**WHAT YOU SHOULD DO**. Omit the pictures, then write out every entry exactly as it reads.

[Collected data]
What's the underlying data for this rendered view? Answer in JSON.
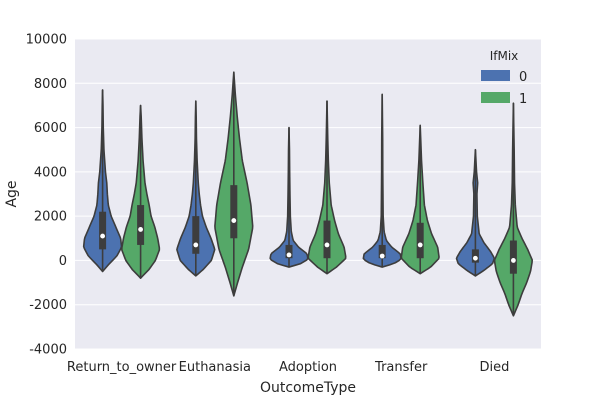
{
  "chart_data": {
    "type": "violin",
    "title": "",
    "xlabel": "OutcomeType",
    "ylabel": "Age",
    "ylim": [
      -4000,
      10000
    ],
    "yticks": [
      -4000,
      -2000,
      0,
      2000,
      4000,
      6000,
      8000,
      10000
    ],
    "grid": true,
    "legend": {
      "title": "IfMix",
      "position": "top-right"
    },
    "categories": [
      "Return_to_owner",
      "Euthanasia",
      "Adoption",
      "Transfer",
      "Died"
    ],
    "series": [
      {
        "name": "0",
        "color": "#4c72b0",
        "violins": [
          {
            "min": -500,
            "max": 7700,
            "q1": 500,
            "median": 1100,
            "q3": 2200,
            "profile": [
              [
                -500,
                0
              ],
              [
                -200,
                0.3
              ],
              [
                200,
                0.75
              ],
              [
                600,
                1.0
              ],
              [
                1000,
                0.95
              ],
              [
                1500,
                0.7
              ],
              [
                2000,
                0.45
              ],
              [
                2500,
                0.3
              ],
              [
                3000,
                0.25
              ],
              [
                3500,
                0.22
              ],
              [
                4000,
                0.15
              ],
              [
                5000,
                0.07
              ],
              [
                6000,
                0.035
              ],
              [
                7000,
                0.02
              ],
              [
                7700,
                0
              ]
            ]
          },
          {
            "min": -700,
            "max": 7200,
            "q1": 300,
            "median": 700,
            "q3": 2000,
            "profile": [
              [
                -700,
                0
              ],
              [
                -400,
                0.4
              ],
              [
                0,
                0.82
              ],
              [
                500,
                1.0
              ],
              [
                1000,
                0.8
              ],
              [
                1500,
                0.55
              ],
              [
                2000,
                0.35
              ],
              [
                2500,
                0.25
              ],
              [
                3000,
                0.18
              ],
              [
                3500,
                0.13
              ],
              [
                4500,
                0.07
              ],
              [
                5500,
                0.035
              ],
              [
                6500,
                0.02
              ],
              [
                7200,
                0
              ]
            ]
          },
          {
            "min": -300,
            "max": 6000,
            "q1": 100,
            "median": 250,
            "q3": 700,
            "profile": [
              [
                -300,
                0
              ],
              [
                -150,
                0.6
              ],
              [
                50,
                1.0
              ],
              [
                300,
                0.95
              ],
              [
                600,
                0.5
              ],
              [
                900,
                0.22
              ],
              [
                1300,
                0.12
              ],
              [
                2000,
                0.07
              ],
              [
                3000,
                0.05
              ],
              [
                4000,
                0.035
              ],
              [
                5000,
                0.025
              ],
              [
                6000,
                0
              ]
            ]
          },
          {
            "min": -300,
            "max": 7500,
            "q1": 100,
            "median": 200,
            "q3": 700,
            "profile": [
              [
                -300,
                0
              ],
              [
                -150,
                0.6
              ],
              [
                50,
                1.0
              ],
              [
                300,
                0.95
              ],
              [
                600,
                0.5
              ],
              [
                900,
                0.22
              ],
              [
                1300,
                0.1
              ],
              [
                2000,
                0.05
              ],
              [
                3000,
                0.04
              ],
              [
                4000,
                0.03
              ],
              [
                5500,
                0.025
              ],
              [
                7500,
                0
              ]
            ]
          },
          {
            "min": -700,
            "max": 5000,
            "q1": -100,
            "median": 100,
            "q3": 500,
            "profile": [
              [
                -700,
                0
              ],
              [
                -450,
                0.45
              ],
              [
                -150,
                0.9
              ],
              [
                100,
                1.0
              ],
              [
                400,
                0.8
              ],
              [
                800,
                0.45
              ],
              [
                1200,
                0.2
              ],
              [
                2000,
                0.1
              ],
              [
                3000,
                0.08
              ],
              [
                3500,
                0.12
              ],
              [
                4000,
                0.06
              ],
              [
                5000,
                0
              ]
            ]
          }
        ]
      },
      {
        "name": "1",
        "color": "#55a868",
        "violins": [
          {
            "min": -800,
            "max": 7000,
            "q1": 700,
            "median": 1400,
            "q3": 2500,
            "profile": [
              [
                -800,
                0
              ],
              [
                -400,
                0.45
              ],
              [
                0,
                0.78
              ],
              [
                500,
                1.0
              ],
              [
                1000,
                0.9
              ],
              [
                1500,
                0.75
              ],
              [
                2000,
                0.55
              ],
              [
                2500,
                0.45
              ],
              [
                3000,
                0.33
              ],
              [
                3500,
                0.23
              ],
              [
                4500,
                0.13
              ],
              [
                5500,
                0.07
              ],
              [
                6500,
                0.03
              ],
              [
                7000,
                0
              ]
            ]
          },
          {
            "min": -1600,
            "max": 8500,
            "q1": 1000,
            "median": 1800,
            "q3": 3400,
            "profile": [
              [
                -1600,
                0
              ],
              [
                -1000,
                0.2
              ],
              [
                -300,
                0.45
              ],
              [
                500,
                0.78
              ],
              [
                1500,
                1.0
              ],
              [
                2500,
                0.9
              ],
              [
                3500,
                0.7
              ],
              [
                4500,
                0.45
              ],
              [
                5500,
                0.3
              ],
              [
                6500,
                0.18
              ],
              [
                7500,
                0.08
              ],
              [
                8500,
                0
              ]
            ]
          },
          {
            "min": -600,
            "max": 7200,
            "q1": 100,
            "median": 700,
            "q3": 1800,
            "profile": [
              [
                -600,
                0
              ],
              [
                -300,
                0.5
              ],
              [
                100,
                1.0
              ],
              [
                600,
                0.9
              ],
              [
                1200,
                0.6
              ],
              [
                1800,
                0.4
              ],
              [
                2500,
                0.22
              ],
              [
                3500,
                0.12
              ],
              [
                4500,
                0.07
              ],
              [
                5500,
                0.04
              ],
              [
                7200,
                0
              ]
            ]
          },
          {
            "min": -600,
            "max": 6100,
            "q1": 100,
            "median": 700,
            "q3": 1700,
            "profile": [
              [
                -600,
                0
              ],
              [
                -300,
                0.55
              ],
              [
                100,
                1.0
              ],
              [
                600,
                0.92
              ],
              [
                1200,
                0.6
              ],
              [
                1800,
                0.38
              ],
              [
                2500,
                0.22
              ],
              [
                3500,
                0.14
              ],
              [
                4500,
                0.07
              ],
              [
                6100,
                0
              ]
            ]
          },
          {
            "min": -2500,
            "max": 7100,
            "q1": -600,
            "median": 0,
            "q3": 900,
            "profile": [
              [
                -2500,
                0
              ],
              [
                -2000,
                0.25
              ],
              [
                -1500,
                0.45
              ],
              [
                -1000,
                0.7
              ],
              [
                -500,
                0.9
              ],
              [
                0,
                1.0
              ],
              [
                500,
                0.75
              ],
              [
                1000,
                0.45
              ],
              [
                1500,
                0.2
              ],
              [
                2500,
                0.1
              ],
              [
                3500,
                0.06
              ],
              [
                5000,
                0.04
              ],
              [
                7100,
                0
              ]
            ]
          }
        ]
      }
    ]
  }
}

**TASK RESULT**.
What's the underlying data for this rendered view? Answer in JSON.
{
  "chart_data": {
    "type": "violin",
    "title": "",
    "xlabel": "OutcomeType",
    "ylabel": "Age",
    "ylim": [
      -4000,
      10000
    ],
    "yticks": [
      -4000,
      -2000,
      0,
      2000,
      4000,
      6000,
      8000,
      10000
    ],
    "grid": true,
    "legend": {
      "title": "IfMix",
      "position": "top-right"
    },
    "categories": [
      "Return_to_owner",
      "Euthanasia",
      "Adoption",
      "Transfer",
      "Died"
    ],
    "series": [
      {
        "name": "0",
        "color": "#4c72b0",
        "violins": [
          {
            "min": -500,
            "max": 7700,
            "q1": 500,
            "median": 1100,
            "q3": 2200,
            "profile": [
              [
                -500,
                0
              ],
              [
                -200,
                0.3
              ],
              [
                200,
                0.75
              ],
              [
                600,
                1.0
              ],
              [
                1000,
                0.95
              ],
              [
                1500,
                0.7
              ],
              [
                2000,
                0.45
              ],
              [
                2500,
                0.3
              ],
              [
                3000,
                0.25
              ],
              [
                3500,
                0.22
              ],
              [
                4000,
                0.15
              ],
              [
                5000,
                0.07
              ],
              [
                6000,
                0.035
              ],
              [
                7000,
                0.02
              ],
              [
                7700,
                0
              ]
            ]
          },
          {
            "min": -700,
            "max": 7200,
            "q1": 300,
            "median": 700,
            "q3": 2000,
            "profile": [
              [
                -700,
                0
              ],
              [
                -400,
                0.4
              ],
              [
                0,
                0.82
              ],
              [
                500,
                1.0
              ],
              [
                1000,
                0.8
              ],
              [
                1500,
                0.55
              ],
              [
                2000,
                0.35
              ],
              [
                2500,
                0.25
              ],
              [
                3000,
                0.18
              ],
              [
                3500,
                0.13
              ],
              [
                4500,
                0.07
              ],
              [
                5500,
                0.035
              ],
              [
                6500,
                0.02
              ],
              [
                7200,
                0
              ]
            ]
          },
          {
            "min": -300,
            "max": 6000,
            "q1": 100,
            "median": 250,
            "q3": 700,
            "profile": [
              [
                -300,
                0
              ],
              [
                -150,
                0.6
              ],
              [
                50,
                1.0
              ],
              [
                300,
                0.95
              ],
              [
                600,
                0.5
              ],
              [
                900,
                0.22
              ],
              [
                1300,
                0.12
              ],
              [
                2000,
                0.07
              ],
              [
                3000,
                0.05
              ],
              [
                4000,
                0.035
              ],
              [
                5000,
                0.025
              ],
              [
                6000,
                0
              ]
            ]
          },
          {
            "min": -300,
            "max": 7500,
            "q1": 100,
            "median": 200,
            "q3": 700,
            "profile": [
              [
                -300,
                0
              ],
              [
                -150,
                0.6
              ],
              [
                50,
                1.0
              ],
              [
                300,
                0.95
              ],
              [
                600,
                0.5
              ],
              [
                900,
                0.22
              ],
              [
                1300,
                0.1
              ],
              [
                2000,
                0.05
              ],
              [
                3000,
                0.04
              ],
              [
                4000,
                0.03
              ],
              [
                5500,
                0.025
              ],
              [
                7500,
                0
              ]
            ]
          },
          {
            "min": -700,
            "max": 5000,
            "q1": -100,
            "median": 100,
            "q3": 500,
            "profile": [
              [
                -700,
                0
              ],
              [
                -450,
                0.45
              ],
              [
                -150,
                0.9
              ],
              [
                100,
                1.0
              ],
              [
                400,
                0.8
              ],
              [
                800,
                0.45
              ],
              [
                1200,
                0.2
              ],
              [
                2000,
                0.1
              ],
              [
                3000,
                0.08
              ],
              [
                3500,
                0.12
              ],
              [
                4000,
                0.06
              ],
              [
                5000,
                0
              ]
            ]
          }
        ]
      },
      {
        "name": "1",
        "color": "#55a868",
        "violins": [
          {
            "min": -800,
            "max": 7000,
            "q1": 700,
            "median": 1400,
            "q3": 2500,
            "profile": [
              [
                -800,
                0
              ],
              [
                -400,
                0.45
              ],
              [
                0,
                0.78
              ],
              [
                500,
                1.0
              ],
              [
                1000,
                0.9
              ],
              [
                1500,
                0.75
              ],
              [
                2000,
                0.55
              ],
              [
                2500,
                0.45
              ],
              [
                3000,
                0.33
              ],
              [
                3500,
                0.23
              ],
              [
                4500,
                0.13
              ],
              [
                5500,
                0.07
              ],
              [
                6500,
                0.03
              ],
              [
                7000,
                0
              ]
            ]
          },
          {
            "min": -1600,
            "max": 8500,
            "q1": 1000,
            "median": 1800,
            "q3": 3400,
            "profile": [
              [
                -1600,
                0
              ],
              [
                -1000,
                0.2
              ],
              [
                -300,
                0.45
              ],
              [
                500,
                0.78
              ],
              [
                1500,
                1.0
              ],
              [
                2500,
                0.9
              ],
              [
                3500,
                0.7
              ],
              [
                4500,
                0.45
              ],
              [
                5500,
                0.3
              ],
              [
                6500,
                0.18
              ],
              [
                7500,
                0.08
              ],
              [
                8500,
                0
              ]
            ]
          },
          {
            "min": -600,
            "max": 7200,
            "q1": 100,
            "median": 700,
            "q3": 1800,
            "profile": [
              [
                -600,
                0
              ],
              [
                -300,
                0.5
              ],
              [
                100,
                1.0
              ],
              [
                600,
                0.9
              ],
              [
                1200,
                0.6
              ],
              [
                1800,
                0.4
              ],
              [
                2500,
                0.22
              ],
              [
                3500,
                0.12
              ],
              [
                4500,
                0.07
              ],
              [
                5500,
                0.04
              ],
              [
                7200,
                0
              ]
            ]
          },
          {
            "min": -600,
            "max": 6100,
            "q1": 100,
            "median": 700,
            "q3": 1700,
            "profile": [
              [
                -600,
                0
              ],
              [
                -300,
                0.55
              ],
              [
                100,
                1.0
              ],
              [
                600,
                0.92
              ],
              [
                1200,
                0.6
              ],
              [
                1800,
                0.38
              ],
              [
                2500,
                0.22
              ],
              [
                3500,
                0.14
              ],
              [
                4500,
                0.07
              ],
              [
                6100,
                0
              ]
            ]
          },
          {
            "min": -2500,
            "max": 7100,
            "q1": -600,
            "median": 0,
            "q3": 900,
            "profile": [
              [
                -2500,
                0
              ],
              [
                -2000,
                0.25
              ],
              [
                -1500,
                0.45
              ],
              [
                -1000,
                0.7
              ],
              [
                -500,
                0.9
              ],
              [
                0,
                1.0
              ],
              [
                500,
                0.75
              ],
              [
                1000,
                0.45
              ],
              [
                1500,
                0.2
              ],
              [
                2500,
                0.1
              ],
              [
                3500,
                0.06
              ],
              [
                5000,
                0.04
              ],
              [
                7100,
                0
              ]
            ]
          }
        ]
      }
    ]
  }
}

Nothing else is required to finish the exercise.